** begin **
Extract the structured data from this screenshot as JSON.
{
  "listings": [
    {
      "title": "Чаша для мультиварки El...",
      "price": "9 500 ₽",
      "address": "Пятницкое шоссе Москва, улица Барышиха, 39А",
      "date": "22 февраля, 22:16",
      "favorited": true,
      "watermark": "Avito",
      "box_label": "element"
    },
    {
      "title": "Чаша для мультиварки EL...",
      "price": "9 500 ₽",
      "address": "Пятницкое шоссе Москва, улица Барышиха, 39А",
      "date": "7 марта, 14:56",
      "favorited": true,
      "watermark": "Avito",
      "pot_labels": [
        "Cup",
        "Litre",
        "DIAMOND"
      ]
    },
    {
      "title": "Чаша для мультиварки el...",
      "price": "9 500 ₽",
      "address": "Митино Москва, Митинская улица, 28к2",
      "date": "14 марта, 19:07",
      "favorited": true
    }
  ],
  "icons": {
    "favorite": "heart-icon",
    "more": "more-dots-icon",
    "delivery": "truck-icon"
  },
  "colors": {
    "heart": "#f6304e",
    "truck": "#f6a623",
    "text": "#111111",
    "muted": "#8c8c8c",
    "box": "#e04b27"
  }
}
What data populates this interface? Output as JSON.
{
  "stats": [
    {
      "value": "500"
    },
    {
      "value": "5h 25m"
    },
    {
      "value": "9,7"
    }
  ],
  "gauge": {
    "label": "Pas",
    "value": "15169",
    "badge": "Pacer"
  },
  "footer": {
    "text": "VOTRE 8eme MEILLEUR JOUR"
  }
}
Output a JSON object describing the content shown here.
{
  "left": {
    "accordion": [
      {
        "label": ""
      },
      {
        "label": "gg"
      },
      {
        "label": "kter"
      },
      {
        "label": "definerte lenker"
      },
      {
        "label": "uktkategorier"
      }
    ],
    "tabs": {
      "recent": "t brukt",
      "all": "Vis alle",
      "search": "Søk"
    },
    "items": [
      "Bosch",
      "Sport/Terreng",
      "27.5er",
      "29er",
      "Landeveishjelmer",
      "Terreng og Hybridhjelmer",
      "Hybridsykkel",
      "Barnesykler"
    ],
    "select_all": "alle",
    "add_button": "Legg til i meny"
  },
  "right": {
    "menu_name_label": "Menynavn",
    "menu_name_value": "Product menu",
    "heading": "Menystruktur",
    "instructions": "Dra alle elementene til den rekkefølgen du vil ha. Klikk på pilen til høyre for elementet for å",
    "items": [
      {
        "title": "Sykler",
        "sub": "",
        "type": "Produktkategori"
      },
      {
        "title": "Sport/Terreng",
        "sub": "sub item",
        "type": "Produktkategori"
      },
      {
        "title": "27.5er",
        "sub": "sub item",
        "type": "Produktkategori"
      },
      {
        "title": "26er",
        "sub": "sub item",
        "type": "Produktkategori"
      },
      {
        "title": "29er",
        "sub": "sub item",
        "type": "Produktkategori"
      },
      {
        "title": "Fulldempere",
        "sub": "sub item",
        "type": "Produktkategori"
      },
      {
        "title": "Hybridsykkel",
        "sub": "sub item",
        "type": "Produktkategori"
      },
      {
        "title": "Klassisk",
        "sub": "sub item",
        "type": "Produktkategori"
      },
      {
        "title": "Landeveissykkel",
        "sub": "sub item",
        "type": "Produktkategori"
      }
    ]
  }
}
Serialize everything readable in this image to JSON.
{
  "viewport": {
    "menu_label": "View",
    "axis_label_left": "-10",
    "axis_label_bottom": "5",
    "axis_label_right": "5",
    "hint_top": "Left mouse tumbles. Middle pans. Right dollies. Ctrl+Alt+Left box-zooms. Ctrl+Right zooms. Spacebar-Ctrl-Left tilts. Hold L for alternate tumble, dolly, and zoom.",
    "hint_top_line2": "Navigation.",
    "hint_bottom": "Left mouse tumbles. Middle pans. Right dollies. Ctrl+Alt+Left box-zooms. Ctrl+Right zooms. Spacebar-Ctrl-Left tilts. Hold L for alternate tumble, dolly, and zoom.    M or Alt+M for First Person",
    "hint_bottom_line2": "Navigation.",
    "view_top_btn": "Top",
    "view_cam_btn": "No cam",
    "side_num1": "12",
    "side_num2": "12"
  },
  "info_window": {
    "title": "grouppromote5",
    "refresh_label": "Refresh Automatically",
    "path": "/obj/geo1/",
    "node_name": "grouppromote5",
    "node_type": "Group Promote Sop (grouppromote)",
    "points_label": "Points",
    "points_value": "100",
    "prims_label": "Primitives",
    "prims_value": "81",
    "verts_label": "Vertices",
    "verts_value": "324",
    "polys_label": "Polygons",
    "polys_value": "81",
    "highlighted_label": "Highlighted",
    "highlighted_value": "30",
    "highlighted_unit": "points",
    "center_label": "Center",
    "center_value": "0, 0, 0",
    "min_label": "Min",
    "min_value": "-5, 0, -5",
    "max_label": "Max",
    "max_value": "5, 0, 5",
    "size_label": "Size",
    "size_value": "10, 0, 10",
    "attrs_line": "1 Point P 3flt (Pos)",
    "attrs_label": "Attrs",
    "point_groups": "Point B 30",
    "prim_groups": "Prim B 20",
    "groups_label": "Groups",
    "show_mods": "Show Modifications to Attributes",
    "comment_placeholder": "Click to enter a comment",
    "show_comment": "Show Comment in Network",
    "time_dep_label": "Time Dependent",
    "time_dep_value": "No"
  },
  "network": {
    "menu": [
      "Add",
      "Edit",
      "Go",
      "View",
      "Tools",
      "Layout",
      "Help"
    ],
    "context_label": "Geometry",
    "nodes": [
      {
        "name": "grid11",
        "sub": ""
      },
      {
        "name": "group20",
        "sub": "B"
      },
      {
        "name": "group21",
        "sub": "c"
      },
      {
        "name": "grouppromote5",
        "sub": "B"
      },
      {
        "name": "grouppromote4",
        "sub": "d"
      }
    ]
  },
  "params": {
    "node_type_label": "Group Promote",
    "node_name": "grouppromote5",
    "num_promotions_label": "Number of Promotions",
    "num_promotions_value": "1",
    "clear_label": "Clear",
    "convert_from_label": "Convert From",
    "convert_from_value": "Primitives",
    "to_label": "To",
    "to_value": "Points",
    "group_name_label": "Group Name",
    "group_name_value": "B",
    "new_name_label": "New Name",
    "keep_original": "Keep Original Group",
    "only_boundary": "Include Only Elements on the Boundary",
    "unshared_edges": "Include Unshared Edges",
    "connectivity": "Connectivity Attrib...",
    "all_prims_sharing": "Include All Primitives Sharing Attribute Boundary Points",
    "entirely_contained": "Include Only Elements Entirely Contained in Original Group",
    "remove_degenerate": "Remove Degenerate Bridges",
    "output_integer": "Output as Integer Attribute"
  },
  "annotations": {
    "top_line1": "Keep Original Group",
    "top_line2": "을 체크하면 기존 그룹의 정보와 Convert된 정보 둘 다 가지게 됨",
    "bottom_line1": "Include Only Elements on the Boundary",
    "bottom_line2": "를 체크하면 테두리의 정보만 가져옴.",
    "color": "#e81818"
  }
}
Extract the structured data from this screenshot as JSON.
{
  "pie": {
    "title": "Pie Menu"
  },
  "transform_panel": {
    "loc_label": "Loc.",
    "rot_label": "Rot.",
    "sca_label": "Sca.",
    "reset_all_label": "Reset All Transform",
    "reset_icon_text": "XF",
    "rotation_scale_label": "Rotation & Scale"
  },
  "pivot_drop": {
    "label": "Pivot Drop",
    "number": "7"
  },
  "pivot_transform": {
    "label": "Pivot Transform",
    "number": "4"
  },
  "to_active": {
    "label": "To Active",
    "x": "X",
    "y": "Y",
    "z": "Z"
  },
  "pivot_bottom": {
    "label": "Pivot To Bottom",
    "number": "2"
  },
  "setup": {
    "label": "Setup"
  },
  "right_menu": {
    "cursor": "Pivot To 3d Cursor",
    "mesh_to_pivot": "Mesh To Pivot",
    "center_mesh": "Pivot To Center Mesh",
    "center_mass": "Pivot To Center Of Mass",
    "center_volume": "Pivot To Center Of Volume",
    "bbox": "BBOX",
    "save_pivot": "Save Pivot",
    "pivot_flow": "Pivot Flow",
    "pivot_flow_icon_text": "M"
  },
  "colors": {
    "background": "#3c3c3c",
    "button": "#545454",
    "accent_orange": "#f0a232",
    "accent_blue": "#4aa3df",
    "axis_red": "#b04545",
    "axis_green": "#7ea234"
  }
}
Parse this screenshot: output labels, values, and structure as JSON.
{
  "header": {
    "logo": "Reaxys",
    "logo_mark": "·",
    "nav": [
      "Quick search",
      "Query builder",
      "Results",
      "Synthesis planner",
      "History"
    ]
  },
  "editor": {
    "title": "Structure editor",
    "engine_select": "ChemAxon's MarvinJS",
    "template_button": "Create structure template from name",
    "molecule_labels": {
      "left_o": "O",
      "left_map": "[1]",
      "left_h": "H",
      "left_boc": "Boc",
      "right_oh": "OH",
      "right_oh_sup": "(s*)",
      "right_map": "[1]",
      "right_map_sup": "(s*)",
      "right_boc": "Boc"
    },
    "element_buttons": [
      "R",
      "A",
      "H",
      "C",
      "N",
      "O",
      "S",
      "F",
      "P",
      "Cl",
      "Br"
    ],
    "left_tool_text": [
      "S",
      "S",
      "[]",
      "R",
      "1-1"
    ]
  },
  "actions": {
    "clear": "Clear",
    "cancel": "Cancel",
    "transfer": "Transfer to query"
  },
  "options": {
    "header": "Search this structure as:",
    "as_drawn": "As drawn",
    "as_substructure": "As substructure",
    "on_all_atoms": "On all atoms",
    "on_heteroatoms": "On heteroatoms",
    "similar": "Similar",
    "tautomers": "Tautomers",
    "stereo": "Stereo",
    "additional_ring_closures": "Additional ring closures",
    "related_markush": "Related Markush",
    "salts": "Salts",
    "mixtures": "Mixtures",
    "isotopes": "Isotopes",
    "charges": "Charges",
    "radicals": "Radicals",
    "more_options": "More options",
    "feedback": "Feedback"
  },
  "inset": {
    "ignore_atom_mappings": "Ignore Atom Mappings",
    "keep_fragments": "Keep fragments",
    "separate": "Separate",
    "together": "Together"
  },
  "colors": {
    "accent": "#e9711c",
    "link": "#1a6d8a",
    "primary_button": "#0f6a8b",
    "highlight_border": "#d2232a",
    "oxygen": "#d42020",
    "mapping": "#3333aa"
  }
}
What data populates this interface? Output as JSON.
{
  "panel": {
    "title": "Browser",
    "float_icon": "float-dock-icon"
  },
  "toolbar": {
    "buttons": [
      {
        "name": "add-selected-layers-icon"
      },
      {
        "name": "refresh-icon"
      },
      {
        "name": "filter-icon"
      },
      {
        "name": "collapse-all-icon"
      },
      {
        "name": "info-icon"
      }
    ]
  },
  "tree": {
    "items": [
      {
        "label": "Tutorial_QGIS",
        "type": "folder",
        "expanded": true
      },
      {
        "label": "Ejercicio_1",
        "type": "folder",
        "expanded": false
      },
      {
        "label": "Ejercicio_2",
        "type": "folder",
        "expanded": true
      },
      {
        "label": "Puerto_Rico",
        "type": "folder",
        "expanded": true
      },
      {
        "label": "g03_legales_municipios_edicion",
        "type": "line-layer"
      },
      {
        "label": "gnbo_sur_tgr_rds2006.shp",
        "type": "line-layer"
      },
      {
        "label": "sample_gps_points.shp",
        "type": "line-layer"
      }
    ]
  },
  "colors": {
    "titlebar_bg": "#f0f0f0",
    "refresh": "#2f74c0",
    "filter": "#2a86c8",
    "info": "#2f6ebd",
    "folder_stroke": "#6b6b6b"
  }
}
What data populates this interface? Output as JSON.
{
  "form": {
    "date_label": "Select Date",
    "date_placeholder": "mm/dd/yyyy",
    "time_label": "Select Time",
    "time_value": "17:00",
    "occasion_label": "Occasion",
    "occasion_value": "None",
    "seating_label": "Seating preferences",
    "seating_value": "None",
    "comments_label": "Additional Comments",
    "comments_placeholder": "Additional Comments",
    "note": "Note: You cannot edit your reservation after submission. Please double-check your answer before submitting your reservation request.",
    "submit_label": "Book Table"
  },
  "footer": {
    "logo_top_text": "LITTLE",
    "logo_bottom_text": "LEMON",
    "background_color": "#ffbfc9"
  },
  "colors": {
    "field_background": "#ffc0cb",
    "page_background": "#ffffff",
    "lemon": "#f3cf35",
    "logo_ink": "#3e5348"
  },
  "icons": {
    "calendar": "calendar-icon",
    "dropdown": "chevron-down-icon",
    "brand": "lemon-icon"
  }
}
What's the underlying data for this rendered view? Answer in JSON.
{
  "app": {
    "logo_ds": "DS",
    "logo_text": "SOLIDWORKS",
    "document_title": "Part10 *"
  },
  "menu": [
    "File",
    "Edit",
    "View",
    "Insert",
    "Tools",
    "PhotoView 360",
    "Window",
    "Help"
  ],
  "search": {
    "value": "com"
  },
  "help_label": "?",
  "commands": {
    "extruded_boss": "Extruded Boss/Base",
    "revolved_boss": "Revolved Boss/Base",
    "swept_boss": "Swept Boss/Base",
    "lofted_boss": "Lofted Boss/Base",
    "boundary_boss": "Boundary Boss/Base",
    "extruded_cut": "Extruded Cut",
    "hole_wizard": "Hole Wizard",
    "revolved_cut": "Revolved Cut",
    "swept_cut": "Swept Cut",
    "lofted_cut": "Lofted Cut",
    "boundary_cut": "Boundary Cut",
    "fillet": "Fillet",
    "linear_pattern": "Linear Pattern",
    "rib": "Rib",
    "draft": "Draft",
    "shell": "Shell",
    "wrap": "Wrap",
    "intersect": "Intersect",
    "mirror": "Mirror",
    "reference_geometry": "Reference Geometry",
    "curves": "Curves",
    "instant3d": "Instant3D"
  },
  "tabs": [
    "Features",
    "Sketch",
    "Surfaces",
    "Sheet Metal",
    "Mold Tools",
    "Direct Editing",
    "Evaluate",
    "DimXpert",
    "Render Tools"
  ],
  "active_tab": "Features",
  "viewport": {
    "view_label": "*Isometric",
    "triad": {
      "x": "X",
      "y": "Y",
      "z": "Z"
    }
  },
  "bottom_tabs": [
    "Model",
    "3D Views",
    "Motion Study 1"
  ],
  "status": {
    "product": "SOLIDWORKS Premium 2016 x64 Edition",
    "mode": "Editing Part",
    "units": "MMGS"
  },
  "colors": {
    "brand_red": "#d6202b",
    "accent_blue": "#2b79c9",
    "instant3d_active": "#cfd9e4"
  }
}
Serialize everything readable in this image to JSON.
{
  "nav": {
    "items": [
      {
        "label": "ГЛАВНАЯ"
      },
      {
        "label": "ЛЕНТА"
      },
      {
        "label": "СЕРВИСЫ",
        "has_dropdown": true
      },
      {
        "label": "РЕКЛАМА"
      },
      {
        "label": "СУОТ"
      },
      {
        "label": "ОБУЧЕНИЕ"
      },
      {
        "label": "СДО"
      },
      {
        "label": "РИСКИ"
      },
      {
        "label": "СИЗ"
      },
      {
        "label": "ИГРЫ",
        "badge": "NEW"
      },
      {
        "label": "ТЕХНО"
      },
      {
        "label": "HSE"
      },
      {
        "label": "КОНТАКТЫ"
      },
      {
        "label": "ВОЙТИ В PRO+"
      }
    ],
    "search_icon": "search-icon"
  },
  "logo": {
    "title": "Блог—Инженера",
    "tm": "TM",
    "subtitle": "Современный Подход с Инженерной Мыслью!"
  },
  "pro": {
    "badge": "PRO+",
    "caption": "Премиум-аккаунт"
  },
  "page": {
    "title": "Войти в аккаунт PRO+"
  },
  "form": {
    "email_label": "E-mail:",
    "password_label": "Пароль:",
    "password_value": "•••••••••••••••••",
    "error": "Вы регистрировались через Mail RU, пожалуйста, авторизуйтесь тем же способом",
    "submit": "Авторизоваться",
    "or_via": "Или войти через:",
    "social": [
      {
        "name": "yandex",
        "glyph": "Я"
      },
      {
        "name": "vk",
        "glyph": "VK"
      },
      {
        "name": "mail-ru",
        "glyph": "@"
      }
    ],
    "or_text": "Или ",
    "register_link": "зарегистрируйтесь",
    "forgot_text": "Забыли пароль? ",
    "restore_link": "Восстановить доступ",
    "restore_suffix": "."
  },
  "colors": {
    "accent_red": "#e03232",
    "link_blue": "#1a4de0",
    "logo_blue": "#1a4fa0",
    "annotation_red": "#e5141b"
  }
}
** end **
Goal – Using the records above, list each line that includes "mouse".

Completed exercise –
    "hint_top": "Left mouse tumbles. Middle pans. Right dollies. Ctrl+Alt+Left box-zooms. Ctrl+Right zooms. Spacebar-Ctrl-Left tilts. Hold L for alternate tumble, dolly, and zoom.",
    "hint_bottom": "Left mouse tumbles. Middle pans. Right dollies. Ctrl+Alt+Left box-zooms. Ctrl+Right zooms. Spacebar-Ctrl-Left tilts. Hold L for alternate tumble, dolly, and zoom.    M or Alt+M for First Person",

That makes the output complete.